EXERCISE:
Every record below is to be retyped exactly.
#### DATA RECORDS
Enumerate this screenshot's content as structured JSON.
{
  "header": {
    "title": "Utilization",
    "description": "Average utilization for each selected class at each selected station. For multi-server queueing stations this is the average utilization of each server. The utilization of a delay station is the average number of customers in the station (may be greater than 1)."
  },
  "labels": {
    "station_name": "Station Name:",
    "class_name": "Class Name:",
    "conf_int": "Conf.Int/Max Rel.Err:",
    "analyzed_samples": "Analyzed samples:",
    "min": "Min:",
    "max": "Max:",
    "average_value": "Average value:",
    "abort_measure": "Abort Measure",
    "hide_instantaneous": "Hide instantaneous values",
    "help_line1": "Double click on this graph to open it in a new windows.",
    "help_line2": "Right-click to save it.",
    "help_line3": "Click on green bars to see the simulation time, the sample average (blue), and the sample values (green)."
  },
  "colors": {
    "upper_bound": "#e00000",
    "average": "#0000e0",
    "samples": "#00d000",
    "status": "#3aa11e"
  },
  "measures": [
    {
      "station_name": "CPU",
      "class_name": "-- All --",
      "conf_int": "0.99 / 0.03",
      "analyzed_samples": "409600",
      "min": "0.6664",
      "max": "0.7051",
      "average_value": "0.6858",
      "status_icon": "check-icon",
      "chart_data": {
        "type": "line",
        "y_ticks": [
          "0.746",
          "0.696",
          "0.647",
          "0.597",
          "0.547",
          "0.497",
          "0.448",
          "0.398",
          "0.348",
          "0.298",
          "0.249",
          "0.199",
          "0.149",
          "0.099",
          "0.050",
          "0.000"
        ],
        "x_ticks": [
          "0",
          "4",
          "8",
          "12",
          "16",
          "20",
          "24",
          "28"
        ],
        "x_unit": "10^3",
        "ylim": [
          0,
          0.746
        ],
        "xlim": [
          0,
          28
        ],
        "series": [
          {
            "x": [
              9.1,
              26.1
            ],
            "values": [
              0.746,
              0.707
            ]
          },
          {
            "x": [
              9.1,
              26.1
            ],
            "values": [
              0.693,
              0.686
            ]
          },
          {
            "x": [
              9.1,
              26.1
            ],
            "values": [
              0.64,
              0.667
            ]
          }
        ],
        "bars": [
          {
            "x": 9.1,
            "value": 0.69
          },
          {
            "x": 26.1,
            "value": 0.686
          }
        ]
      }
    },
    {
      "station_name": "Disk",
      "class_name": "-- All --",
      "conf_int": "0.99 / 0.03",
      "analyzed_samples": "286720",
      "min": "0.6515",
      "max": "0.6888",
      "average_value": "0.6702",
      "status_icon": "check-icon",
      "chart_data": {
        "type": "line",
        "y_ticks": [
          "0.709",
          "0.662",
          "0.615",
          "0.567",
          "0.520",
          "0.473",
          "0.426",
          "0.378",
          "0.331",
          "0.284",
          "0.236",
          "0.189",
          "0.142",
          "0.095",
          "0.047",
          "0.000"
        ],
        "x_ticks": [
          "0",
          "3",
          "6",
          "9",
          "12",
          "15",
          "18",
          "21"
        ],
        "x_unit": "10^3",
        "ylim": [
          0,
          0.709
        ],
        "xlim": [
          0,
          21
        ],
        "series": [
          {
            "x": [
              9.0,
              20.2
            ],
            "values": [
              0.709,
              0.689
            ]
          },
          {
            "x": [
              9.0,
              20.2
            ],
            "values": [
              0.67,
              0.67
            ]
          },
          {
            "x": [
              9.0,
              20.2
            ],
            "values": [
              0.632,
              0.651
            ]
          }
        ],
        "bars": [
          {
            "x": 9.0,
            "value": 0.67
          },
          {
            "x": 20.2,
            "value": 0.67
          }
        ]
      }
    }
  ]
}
########
THE RESPONSE:
Enumerate this screenshot's content as structured JSON.
{
  "header": {
    "title": "Utilization",
    "description": "Average utilization for each selected class at each selected station. For multi-server queueing stations this is the average utilization of each server. The utilization of a delay station is the average number of customers in the station (may be greater than 1)."
  },
  "labels": {
    "station_name": "Station Name:",
    "class_name": "Class Name:",
    "conf_int": "Conf.Int/Max Rel.Err:",
    "analyzed_samples": "Analyzed samples:",
    "min": "Min:",
    "max": "Max:",
    "average_value": "Average value:",
    "abort_measure": "Abort Measure",
    "hide_instantaneous": "Hide instantaneous values",
    "help_line1": "Double click on this graph to open it in a new windows.",
    "help_line2": "Right-click to save it.",
    "help_line3": "Click on green bars to see the simulation time, the sample average (blue), and the sample values (green)."
  },
  "colors": {
    "upper_bound": "#e00000",
    "average": "#0000e0",
    "samples": "#00d000",
    "status": "#3aa11e"
  },
  "measures": [
    {
      "station_name": "CPU",
      "class_name": "-- All --",
      "conf_int": "0.99 / 0.03",
      "analyzed_samples": "409600",
      "min": "0.6664",
      "max": "0.7051",
      "average_value": "0.6858",
      "status_icon": "check-icon",
      "chart_data": {
        "type": "line",
        "y_ticks": [
          "0.746",
          "0.696",
          "0.647",
          "0.597",
          "0.547",
          "0.497",
          "0.448",
          "0.398",
          "0.348",
          "0.298",
          "0.249",
          "0.199",
          "0.149",
          "0.099",
          "0.050",
          "0.000"
        ],
        "x_ticks": [
          "0",
          "4",
          "8",
          "12",
          "16",
          "20",
          "24",
          "28"
        ],
        "x_unit": "10^3",
        "ylim": [
          0,
          0.746
        ],
        "xlim": [
          0,
          28
        ],
        "series": [
          {
            "x": [
              9.1,
              26.1
            ],
            "values": [
              0.746,
              0.707
            ]
          },
          {
            "x": [
              9.1,
              26.1
            ],
            "values": [
              0.693,
              0.686
            ]
          },
          {
            "x": [
              9.1,
              26.1
            ],
            "values": [
              0.64,
              0.667
            ]
          }
        ],
        "bars": [
          {
            "x": 9.1,
            "value": 0.69
          },
          {
            "x": 26.1,
            "value": 0.686
          }
        ]
      }
    },
    {
      "station_name": "Disk",
      "class_name": "-- All --",
      "conf_int": "0.99 / 0.03",
      "analyzed_samples": "286720",
      "min": "0.6515",
      "max": "0.6888",
      "average_value": "0.6702",
      "status_icon": "check-icon",
      "chart_data": {
        "type": "line",
        "y_ticks": [
          "0.709",
          "0.662",
          "0.615",
          "0.567",
          "0.520",
          "0.473",
          "0.426",
          "0.378",
          "0.331",
          "0.284",
          "0.236",
          "0.189",
          "0.142",
          "0.095",
          "0.047",
          "0.000"
        ],
        "x_ticks": [
          "0",
          "3",
          "6",
          "9",
          "12",
          "15",
          "18",
          "21"
        ],
        "x_unit": "10^3",
        "ylim": [
          0,
          0.709
        ],
        "xlim": [
          0,
          21
        ],
        "series": [
          {
            "x": [
              9.0,
              20.2
            ],
            "values": [
              0.709,
              0.689
            ]
          },
          {
            "x": [
              9.0,
              20.2
            ],
            "values": [
              0.67,
              0.67
            ]
          },
          {
            "x": [
              9.0,
              20.2
            ],
            "values": [
              0.632,
              0.651
            ]
          }
        ],
        "bars": [
          {
            "x": 9.0,
            "value": 0.67
          },
          {
            "x": 20.2,
            "value": 0.67
          }
        ]
      }
    }
  ]
}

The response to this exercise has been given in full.